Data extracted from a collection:
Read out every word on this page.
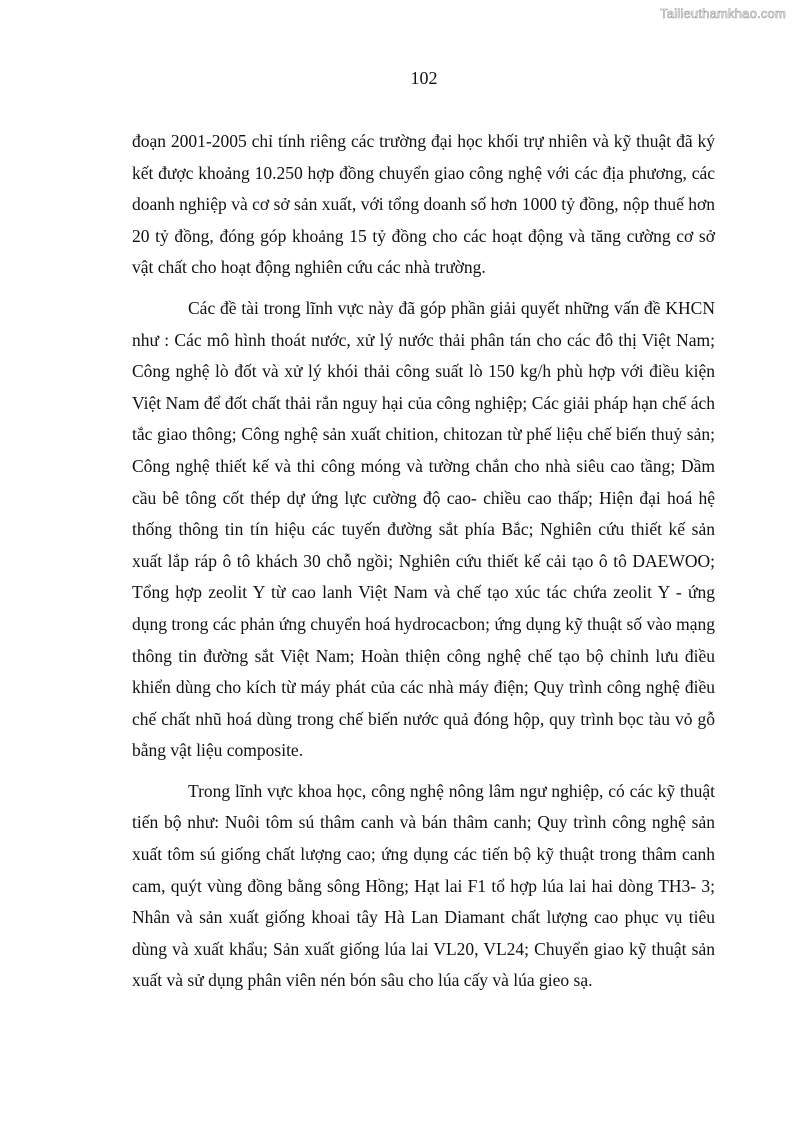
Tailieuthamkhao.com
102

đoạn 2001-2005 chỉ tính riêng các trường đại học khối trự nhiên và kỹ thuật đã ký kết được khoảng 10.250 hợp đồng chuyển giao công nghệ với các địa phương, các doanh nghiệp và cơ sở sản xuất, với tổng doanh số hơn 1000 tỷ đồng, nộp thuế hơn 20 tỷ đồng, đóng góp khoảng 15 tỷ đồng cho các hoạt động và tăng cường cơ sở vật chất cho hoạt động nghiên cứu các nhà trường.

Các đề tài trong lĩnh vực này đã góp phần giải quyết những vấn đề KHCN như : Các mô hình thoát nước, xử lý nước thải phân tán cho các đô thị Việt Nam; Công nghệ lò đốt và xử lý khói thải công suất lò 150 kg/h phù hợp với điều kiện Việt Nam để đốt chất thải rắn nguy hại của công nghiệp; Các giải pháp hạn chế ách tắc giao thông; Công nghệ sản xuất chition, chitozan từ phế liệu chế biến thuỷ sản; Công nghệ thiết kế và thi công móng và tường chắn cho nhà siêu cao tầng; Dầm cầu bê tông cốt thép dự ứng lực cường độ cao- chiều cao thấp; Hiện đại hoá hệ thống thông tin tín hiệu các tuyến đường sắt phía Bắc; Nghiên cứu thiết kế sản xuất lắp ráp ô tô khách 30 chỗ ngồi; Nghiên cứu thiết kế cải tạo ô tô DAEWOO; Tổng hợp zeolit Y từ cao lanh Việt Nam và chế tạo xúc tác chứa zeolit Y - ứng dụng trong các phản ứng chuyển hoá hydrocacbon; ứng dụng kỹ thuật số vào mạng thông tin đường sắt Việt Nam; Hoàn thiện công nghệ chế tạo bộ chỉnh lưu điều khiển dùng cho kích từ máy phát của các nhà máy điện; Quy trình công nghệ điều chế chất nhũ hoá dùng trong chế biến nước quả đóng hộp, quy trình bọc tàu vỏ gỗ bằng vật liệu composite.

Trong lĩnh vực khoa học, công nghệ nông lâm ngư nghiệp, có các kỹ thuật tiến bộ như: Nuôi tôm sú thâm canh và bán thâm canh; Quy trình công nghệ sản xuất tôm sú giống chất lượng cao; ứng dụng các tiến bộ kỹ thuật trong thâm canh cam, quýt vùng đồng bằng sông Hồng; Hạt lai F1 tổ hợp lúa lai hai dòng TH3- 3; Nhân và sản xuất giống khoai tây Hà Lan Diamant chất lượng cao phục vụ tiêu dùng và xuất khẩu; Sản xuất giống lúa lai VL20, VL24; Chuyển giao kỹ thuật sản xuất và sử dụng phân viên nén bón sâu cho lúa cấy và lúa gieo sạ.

Given exercise: Make an exact copy of the whole listing, but don't bring over any pictures.

Solution to the problem:
Read out every word on this page.
Tailieuthamkhao.com
102

đoạn 2001-2005 chỉ tính riêng các trường đại học khối trự nhiên và kỹ thuật đã ký kết được khoảng 10.250 hợp đồng chuyển giao công nghệ với các địa phương, các doanh nghiệp và cơ sở sản xuất, với tổng doanh số hơn 1000 tỷ đồng, nộp thuế hơn 20 tỷ đồng, đóng góp khoảng 15 tỷ đồng cho các hoạt động và tăng cường cơ sở vật chất cho hoạt động nghiên cứu các nhà trường.

Các đề tài trong lĩnh vực này đã góp phần giải quyết những vấn đề KHCN như : Các mô hình thoát nước, xử lý nước thải phân tán cho các đô thị Việt Nam; Công nghệ lò đốt và xử lý khói thải công suất lò 150 kg/h phù hợp với điều kiện Việt Nam để đốt chất thải rắn nguy hại của công nghiệp; Các giải pháp hạn chế ách tắc giao thông; Công nghệ sản xuất chition, chitozan từ phế liệu chế biến thuỷ sản; Công nghệ thiết kế và thi công móng và tường chắn cho nhà siêu cao tầng; Dầm cầu bê tông cốt thép dự ứng lực cường độ cao- chiều cao thấp; Hiện đại hoá hệ thống thông tin tín hiệu các tuyến đường sắt phía Bắc; Nghiên cứu thiết kế sản xuất lắp ráp ô tô khách 30 chỗ ngồi; Nghiên cứu thiết kế cải tạo ô tô DAEWOO; Tổng hợp zeolit Y từ cao lanh Việt Nam và chế tạo xúc tác chứa zeolit Y - ứng dụng trong các phản ứng chuyển hoá hydrocacbon; ứng dụng kỹ thuật số vào mạng thông tin đường sắt Việt Nam; Hoàn thiện công nghệ chế tạo bộ chỉnh lưu điều khiển dùng cho kích từ máy phát của các nhà máy điện; Quy trình công nghệ điều chế chất nhũ hoá dùng trong chế biến nước quả đóng hộp, quy trình bọc tàu vỏ gỗ bằng vật liệu composite.

Trong lĩnh vực khoa học, công nghệ nông lâm ngư nghiệp, có các kỹ thuật tiến bộ như: Nuôi tôm sú thâm canh và bán thâm canh; Quy trình công nghệ sản xuất tôm sú giống chất lượng cao; ứng dụng các tiến bộ kỹ thuật trong thâm canh cam, quýt vùng đồng bằng sông Hồng; Hạt lai F1 tổ hợp lúa lai hai dòng TH3- 3; Nhân và sản xuất giống khoai tây Hà Lan Diamant chất lượng cao phục vụ tiêu dùng và xuất khẩu; Sản xuất giống lúa lai VL20, VL24; Chuyển giao kỹ thuật sản xuất và sử dụng phân viên nén bón sâu cho lúa cấy và lúa gieo sạ.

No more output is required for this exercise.